Data records:
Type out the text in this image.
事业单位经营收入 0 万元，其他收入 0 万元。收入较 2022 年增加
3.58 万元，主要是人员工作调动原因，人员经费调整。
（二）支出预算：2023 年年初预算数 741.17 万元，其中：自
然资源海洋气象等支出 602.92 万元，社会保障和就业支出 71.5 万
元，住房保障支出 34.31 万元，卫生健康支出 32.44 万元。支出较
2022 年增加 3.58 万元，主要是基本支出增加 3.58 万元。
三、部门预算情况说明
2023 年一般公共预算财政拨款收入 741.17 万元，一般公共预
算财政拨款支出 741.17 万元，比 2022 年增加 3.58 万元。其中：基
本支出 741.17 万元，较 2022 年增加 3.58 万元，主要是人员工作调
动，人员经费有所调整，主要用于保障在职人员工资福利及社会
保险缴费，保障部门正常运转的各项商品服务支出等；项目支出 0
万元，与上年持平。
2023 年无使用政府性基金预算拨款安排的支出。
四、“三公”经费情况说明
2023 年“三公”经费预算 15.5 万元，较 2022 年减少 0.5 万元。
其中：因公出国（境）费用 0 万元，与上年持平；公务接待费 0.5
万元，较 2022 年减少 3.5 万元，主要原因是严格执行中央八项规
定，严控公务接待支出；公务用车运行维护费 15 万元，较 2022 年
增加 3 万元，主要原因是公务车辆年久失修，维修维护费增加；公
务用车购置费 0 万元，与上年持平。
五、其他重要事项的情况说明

Exercise instructions:
Copy each line of the listing that includes "与上年持平".

Answer below:
万元，与上年持平。
其中：因公出国（境）费用 0 万元，与上年持平；公务接待费 0.5
务用车购置费 0 万元，与上年持平。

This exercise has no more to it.